● Entries from a dataset
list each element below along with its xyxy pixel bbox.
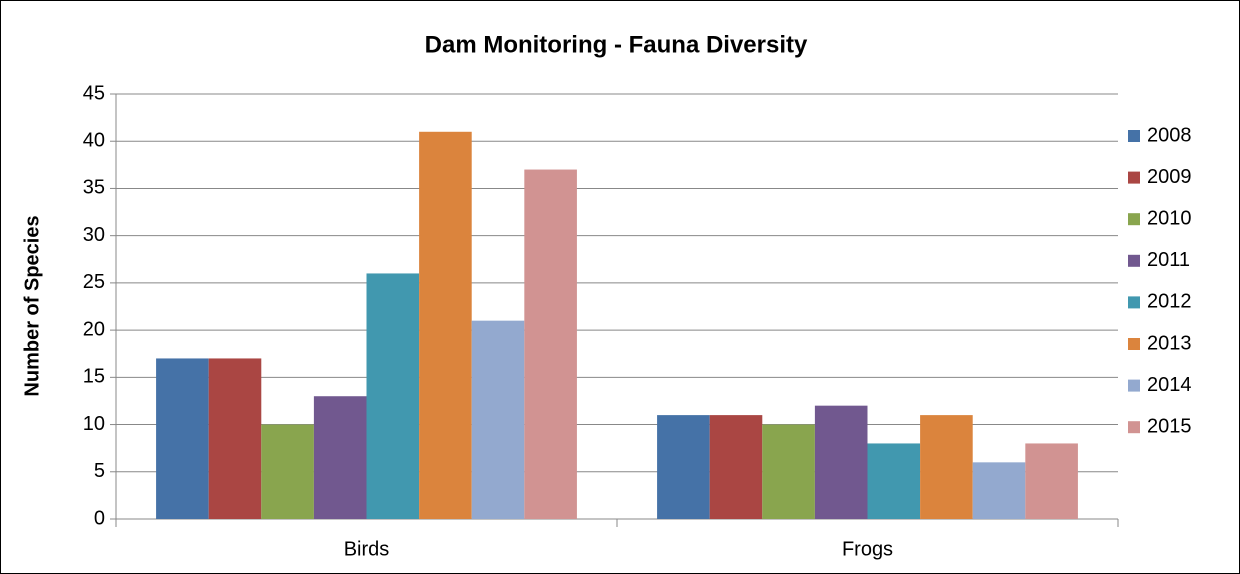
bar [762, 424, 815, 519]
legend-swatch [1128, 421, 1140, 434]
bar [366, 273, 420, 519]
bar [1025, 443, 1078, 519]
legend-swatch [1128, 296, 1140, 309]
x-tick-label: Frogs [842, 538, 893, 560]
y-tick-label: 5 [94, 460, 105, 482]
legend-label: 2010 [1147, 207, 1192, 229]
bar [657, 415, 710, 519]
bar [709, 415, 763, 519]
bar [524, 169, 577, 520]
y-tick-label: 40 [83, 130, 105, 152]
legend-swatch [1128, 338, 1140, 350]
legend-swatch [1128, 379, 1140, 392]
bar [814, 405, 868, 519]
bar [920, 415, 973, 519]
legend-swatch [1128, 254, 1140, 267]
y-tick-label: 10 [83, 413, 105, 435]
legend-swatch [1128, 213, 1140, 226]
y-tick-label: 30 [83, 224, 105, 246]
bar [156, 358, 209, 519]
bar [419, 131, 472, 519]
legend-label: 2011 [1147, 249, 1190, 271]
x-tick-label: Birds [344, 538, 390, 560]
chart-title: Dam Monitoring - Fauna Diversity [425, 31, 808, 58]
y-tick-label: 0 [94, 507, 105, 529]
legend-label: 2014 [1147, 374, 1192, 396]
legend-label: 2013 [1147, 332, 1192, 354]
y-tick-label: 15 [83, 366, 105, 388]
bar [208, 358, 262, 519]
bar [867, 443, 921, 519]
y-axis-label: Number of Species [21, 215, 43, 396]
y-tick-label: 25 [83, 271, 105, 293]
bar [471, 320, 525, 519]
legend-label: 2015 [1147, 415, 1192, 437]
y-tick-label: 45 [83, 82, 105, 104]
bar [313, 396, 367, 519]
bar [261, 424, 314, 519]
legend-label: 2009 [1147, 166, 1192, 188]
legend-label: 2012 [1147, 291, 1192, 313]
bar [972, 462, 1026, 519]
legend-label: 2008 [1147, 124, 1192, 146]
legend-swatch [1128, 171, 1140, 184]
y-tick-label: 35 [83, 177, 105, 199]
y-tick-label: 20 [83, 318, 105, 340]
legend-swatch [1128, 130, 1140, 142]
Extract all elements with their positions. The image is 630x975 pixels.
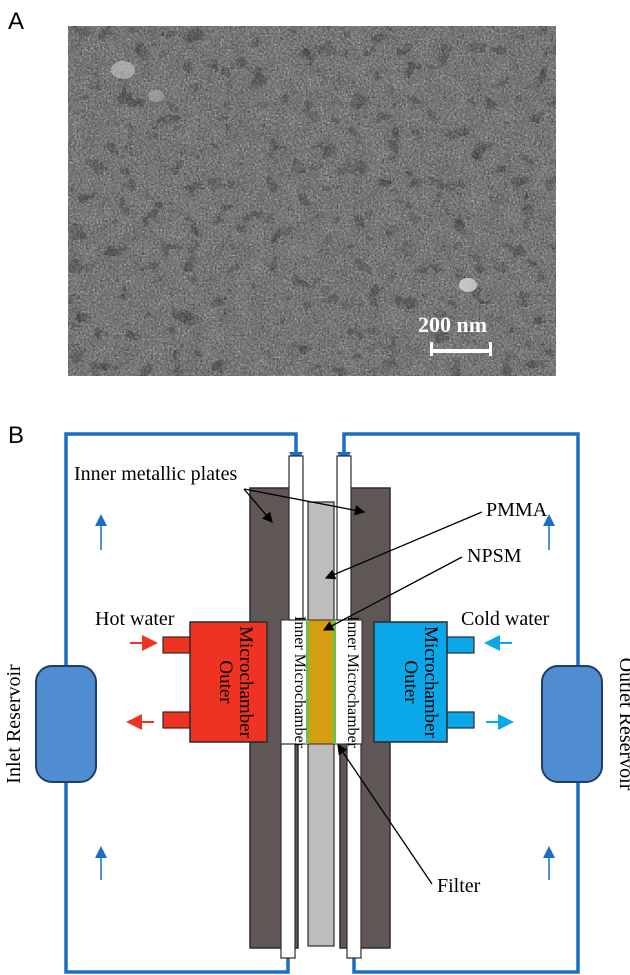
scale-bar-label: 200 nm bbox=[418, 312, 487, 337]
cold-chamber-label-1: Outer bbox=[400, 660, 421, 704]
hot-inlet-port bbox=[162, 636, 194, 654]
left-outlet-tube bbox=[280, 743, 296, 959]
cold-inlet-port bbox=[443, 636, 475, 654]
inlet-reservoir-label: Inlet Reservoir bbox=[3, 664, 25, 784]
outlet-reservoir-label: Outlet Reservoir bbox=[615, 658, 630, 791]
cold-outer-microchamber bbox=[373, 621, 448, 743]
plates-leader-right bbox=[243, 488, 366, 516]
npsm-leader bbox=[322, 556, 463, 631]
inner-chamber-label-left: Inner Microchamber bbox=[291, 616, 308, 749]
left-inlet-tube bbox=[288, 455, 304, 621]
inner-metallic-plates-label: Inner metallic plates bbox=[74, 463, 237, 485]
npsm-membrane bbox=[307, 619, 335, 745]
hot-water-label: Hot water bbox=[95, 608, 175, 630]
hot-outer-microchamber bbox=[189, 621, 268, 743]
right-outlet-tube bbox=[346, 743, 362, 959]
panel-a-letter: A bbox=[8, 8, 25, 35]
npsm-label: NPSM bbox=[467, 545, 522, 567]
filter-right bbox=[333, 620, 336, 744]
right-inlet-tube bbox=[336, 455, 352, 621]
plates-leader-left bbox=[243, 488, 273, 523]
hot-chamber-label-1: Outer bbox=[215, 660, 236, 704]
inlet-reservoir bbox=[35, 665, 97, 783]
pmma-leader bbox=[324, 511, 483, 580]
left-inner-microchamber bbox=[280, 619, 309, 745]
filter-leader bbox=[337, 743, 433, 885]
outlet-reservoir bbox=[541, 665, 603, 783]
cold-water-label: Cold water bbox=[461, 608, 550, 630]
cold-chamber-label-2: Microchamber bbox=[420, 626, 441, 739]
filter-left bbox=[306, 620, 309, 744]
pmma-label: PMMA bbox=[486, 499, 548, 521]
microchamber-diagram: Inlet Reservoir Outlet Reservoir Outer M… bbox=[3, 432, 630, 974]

● What you will do
Update the part of the data that opens with the line containing "scale-bar-label: 200 nm" and closes with the line containing "plates-leader-right bbox=[243, 488, 366, 516]" by replacing "port" with "opening", changing nothing else. Return only those lines.

● Solution to this problem
scale-bar-label: 200 nm bbox=[418, 312, 487, 337]
cold-chamber-label-1: Outer bbox=[400, 660, 421, 704]
hot-inlet-opening bbox=[162, 636, 194, 654]
left-outlet-tube bbox=[280, 743, 296, 959]
cold-inlet-opening bbox=[443, 636, 475, 654]
inlet-reservoir-label: Inlet Reservoir bbox=[3, 664, 25, 784]
outlet-reservoir-label: Outlet Reservoir bbox=[615, 658, 630, 791]
cold-outer-microchamber bbox=[373, 621, 448, 743]
plates-leader-right bbox=[243, 488, 366, 516]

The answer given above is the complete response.